§ **EXERCISE BRIEF**
Look for the string "Nighttime" in the lines and copy each line that has it.

=-=-=-=-=

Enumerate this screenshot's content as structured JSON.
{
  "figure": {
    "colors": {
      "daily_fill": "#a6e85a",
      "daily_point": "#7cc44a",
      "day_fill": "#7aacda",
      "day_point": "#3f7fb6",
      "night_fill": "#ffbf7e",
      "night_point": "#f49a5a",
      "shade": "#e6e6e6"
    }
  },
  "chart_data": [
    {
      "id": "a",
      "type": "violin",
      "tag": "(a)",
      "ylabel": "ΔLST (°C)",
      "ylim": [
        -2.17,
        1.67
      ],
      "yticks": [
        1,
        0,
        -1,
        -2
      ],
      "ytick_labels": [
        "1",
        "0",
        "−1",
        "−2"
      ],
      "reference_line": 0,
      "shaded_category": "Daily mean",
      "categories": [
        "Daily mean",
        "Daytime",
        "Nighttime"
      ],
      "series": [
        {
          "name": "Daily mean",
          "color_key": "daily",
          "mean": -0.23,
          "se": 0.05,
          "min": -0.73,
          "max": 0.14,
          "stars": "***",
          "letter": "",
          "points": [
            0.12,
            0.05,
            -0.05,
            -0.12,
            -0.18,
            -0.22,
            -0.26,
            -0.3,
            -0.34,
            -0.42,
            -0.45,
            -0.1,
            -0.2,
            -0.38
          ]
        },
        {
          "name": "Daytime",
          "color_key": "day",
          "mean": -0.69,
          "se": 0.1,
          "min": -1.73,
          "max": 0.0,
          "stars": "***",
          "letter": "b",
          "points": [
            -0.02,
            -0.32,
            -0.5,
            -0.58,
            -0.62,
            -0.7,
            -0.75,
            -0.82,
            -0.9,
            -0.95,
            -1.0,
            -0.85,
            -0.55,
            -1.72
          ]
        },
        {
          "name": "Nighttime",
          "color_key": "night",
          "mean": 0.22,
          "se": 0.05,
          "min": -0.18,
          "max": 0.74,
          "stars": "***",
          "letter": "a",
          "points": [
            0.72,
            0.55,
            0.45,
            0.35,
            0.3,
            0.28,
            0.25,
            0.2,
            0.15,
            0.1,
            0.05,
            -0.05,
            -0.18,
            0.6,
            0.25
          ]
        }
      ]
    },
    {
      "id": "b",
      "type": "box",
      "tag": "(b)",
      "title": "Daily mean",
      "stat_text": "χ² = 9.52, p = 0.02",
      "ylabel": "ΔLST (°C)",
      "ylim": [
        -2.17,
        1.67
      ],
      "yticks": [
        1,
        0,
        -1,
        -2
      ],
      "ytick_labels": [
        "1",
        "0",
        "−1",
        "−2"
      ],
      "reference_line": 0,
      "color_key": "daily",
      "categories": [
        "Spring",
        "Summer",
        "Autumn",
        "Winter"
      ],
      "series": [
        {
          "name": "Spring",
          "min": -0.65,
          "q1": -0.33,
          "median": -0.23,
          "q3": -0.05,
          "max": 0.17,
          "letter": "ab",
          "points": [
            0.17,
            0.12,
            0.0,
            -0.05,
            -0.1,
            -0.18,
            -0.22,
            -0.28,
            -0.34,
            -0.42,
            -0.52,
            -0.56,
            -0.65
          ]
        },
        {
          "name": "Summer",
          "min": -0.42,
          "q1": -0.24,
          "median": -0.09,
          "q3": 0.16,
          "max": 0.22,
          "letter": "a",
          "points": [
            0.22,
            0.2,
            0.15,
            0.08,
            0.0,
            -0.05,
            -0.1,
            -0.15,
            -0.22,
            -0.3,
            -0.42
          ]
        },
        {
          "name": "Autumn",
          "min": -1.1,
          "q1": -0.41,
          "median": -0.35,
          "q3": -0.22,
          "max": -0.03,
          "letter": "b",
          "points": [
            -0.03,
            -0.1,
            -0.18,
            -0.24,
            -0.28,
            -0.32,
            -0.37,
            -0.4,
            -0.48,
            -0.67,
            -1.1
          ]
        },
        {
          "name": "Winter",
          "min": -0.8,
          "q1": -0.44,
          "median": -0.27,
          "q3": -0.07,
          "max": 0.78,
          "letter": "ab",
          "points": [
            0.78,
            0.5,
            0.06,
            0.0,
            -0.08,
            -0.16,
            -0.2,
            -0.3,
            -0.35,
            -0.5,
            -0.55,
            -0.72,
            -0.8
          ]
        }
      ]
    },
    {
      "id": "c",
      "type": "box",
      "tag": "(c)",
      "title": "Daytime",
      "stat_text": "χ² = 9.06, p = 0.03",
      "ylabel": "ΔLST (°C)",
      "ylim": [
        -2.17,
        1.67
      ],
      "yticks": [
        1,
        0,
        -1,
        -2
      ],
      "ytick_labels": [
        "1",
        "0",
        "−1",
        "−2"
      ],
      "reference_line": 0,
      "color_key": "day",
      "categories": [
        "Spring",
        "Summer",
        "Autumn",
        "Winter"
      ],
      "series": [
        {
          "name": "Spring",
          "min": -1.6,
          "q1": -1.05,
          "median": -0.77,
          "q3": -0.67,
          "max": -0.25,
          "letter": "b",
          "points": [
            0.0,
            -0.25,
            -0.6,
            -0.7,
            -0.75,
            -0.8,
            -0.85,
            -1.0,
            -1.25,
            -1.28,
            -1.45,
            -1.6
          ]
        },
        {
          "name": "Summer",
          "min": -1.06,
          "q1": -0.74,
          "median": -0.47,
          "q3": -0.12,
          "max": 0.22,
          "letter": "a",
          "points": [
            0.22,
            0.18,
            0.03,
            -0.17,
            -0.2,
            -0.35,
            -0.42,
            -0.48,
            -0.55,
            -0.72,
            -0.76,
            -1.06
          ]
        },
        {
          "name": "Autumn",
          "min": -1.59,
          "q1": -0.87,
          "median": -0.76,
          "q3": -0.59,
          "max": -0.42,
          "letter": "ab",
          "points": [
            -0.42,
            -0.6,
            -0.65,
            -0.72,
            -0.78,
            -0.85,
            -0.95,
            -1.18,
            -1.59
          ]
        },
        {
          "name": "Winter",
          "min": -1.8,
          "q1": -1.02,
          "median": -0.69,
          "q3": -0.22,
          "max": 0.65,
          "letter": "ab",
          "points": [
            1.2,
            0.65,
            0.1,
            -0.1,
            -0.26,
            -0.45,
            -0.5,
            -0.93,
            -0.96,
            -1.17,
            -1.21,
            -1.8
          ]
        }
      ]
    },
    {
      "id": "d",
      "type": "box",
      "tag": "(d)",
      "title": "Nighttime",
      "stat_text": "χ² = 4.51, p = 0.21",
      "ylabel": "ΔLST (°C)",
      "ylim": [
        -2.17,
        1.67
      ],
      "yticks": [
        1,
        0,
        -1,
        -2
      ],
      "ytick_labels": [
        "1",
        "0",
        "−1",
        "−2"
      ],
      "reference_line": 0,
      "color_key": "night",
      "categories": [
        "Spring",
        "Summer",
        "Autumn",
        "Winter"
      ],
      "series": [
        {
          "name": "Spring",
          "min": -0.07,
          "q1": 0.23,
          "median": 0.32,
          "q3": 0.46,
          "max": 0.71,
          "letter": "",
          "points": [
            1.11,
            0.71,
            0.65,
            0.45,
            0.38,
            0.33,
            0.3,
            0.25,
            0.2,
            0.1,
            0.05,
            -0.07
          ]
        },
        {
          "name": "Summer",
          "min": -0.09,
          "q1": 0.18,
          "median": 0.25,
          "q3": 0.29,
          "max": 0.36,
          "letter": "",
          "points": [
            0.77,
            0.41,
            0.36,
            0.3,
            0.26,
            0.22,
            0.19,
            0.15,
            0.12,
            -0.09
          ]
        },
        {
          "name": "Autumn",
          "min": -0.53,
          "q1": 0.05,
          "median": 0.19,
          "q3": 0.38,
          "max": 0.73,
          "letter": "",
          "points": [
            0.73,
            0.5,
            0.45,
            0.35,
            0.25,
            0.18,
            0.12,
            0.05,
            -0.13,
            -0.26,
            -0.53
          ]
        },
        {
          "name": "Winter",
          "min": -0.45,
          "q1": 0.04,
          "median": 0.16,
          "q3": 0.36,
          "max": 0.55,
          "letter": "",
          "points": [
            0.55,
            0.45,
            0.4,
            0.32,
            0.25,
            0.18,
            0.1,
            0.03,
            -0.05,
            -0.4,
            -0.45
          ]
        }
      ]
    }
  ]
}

=-=-=-=-=

§ **WORKED SOLUTION**
        "Nighttime"
          "name": "Nighttime",
      "title": "Nighttime",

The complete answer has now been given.